→ **Stated goal**:
Transcribe all the entries word for word, but omit the images.
>> Begin Rows
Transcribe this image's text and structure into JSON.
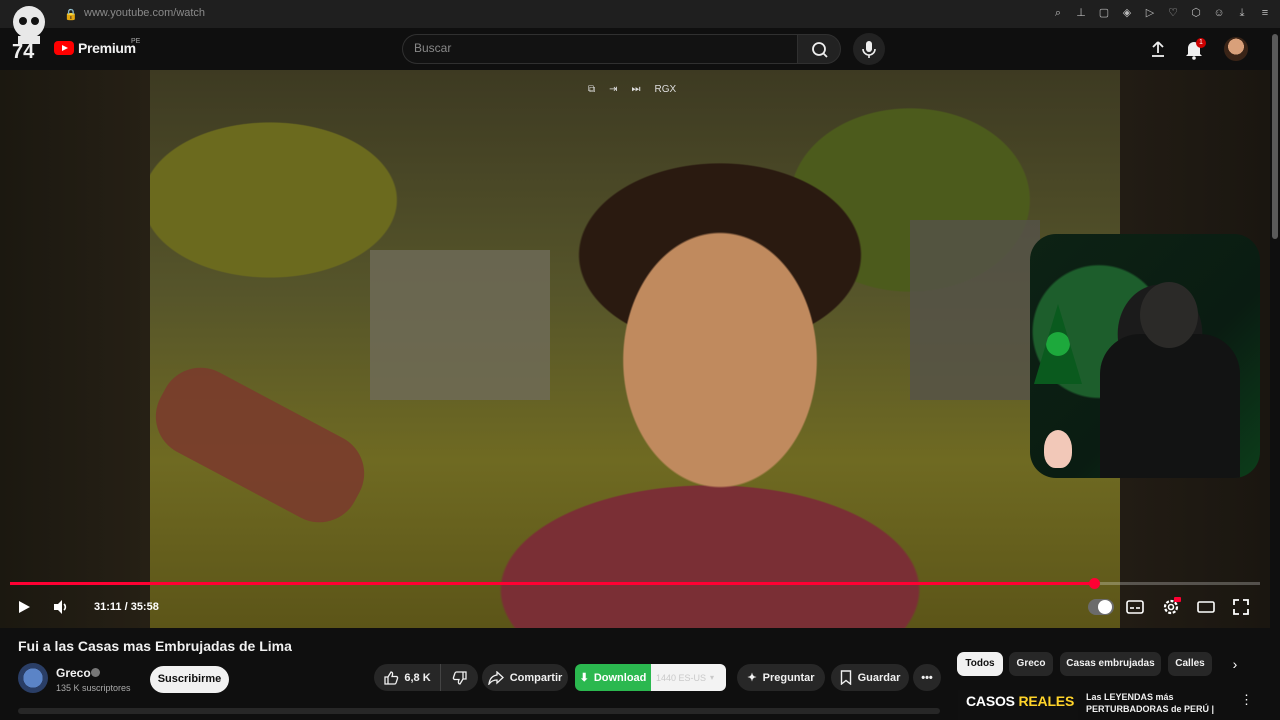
{
  "browser": {
    "url": "www.youtube.com/watch",
    "ext_icons": [
      "zoom-icon",
      "pin-icon",
      "crop-icon",
      "shield-icon",
      "play-icon",
      "heart-icon",
      "extension-icon",
      "person-icon",
      "download-icon",
      "menu-icon"
    ]
  },
  "header": {
    "logo_text": "Premium",
    "logo_country": "PE",
    "search_placeholder": "Buscar",
    "notifications_count": "1"
  },
  "player": {
    "overlay_label": "RGX",
    "current_time": "31:11",
    "duration": "35:58",
    "time_display": "31:11 / 35:58",
    "progress_fraction": 0.867,
    "accent_color": "#ff0033"
  },
  "video": {
    "title": "Fui a las Casas mas Embrujadas de Lima",
    "channel_name": "Greco",
    "subscribers": "135 K suscriptores",
    "subscribe_label": "Suscribirme"
  },
  "actions": {
    "likes": "6,8 K",
    "share_label": "Compartir",
    "download_label": "Download",
    "download_quality": "1440 ES-US",
    "ask_label": "Preguntar",
    "save_label": "Guardar"
  },
  "chips": [
    {
      "label": "Todos",
      "active": true
    },
    {
      "label": "Greco",
      "active": false
    },
    {
      "label": "Casas embrujadas",
      "active": false
    },
    {
      "label": "Calles",
      "active": false
    }
  ],
  "recommendation": {
    "thumb_text_a": "CASOS",
    "thumb_text_b": "REALES",
    "title": "Las LEYENDAS más PERTURBADORAS de PERÚ |"
  }
}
>> End Rows
→ **Result of the exercise**:
Transcribe this image's text and structure into JSON.
{
  "browser": {
    "url": "www.youtube.com/watch",
    "ext_icons": [
      "zoom-icon",
      "pin-icon",
      "crop-icon",
      "shield-icon",
      "play-icon",
      "heart-icon",
      "extension-icon",
      "person-icon",
      "download-icon",
      "menu-icon"
    ]
  },
  "header": {
    "logo_text": "Premium",
    "logo_country": "PE",
    "search_placeholder": "Buscar",
    "notifications_count": "1"
  },
  "player": {
    "overlay_label": "RGX",
    "current_time": "31:11",
    "duration": "35:58",
    "time_display": "31:11 / 35:58",
    "progress_fraction": 0.867,
    "accent_color": "#ff0033"
  },
  "video": {
    "title": "Fui a las Casas mas Embrujadas de Lima",
    "channel_name": "Greco",
    "subscribers": "135 K suscriptores",
    "subscribe_label": "Suscribirme"
  },
  "actions": {
    "likes": "6,8 K",
    "share_label": "Compartir",
    "download_label": "Download",
    "download_quality": "1440 ES-US",
    "ask_label": "Preguntar",
    "save_label": "Guardar"
  },
  "chips": [
    {
      "label": "Todos",
      "active": true
    },
    {
      "label": "Greco",
      "active": false
    },
    {
      "label": "Casas embrujadas",
      "active": false
    },
    {
      "label": "Calles",
      "active": false
    }
  ],
  "recommendation": {
    "thumb_text_a": "CASOS",
    "thumb_text_b": "REALES",
    "title": "Las LEYENDAS más PERTURBADORAS de PERÚ |"
  }
}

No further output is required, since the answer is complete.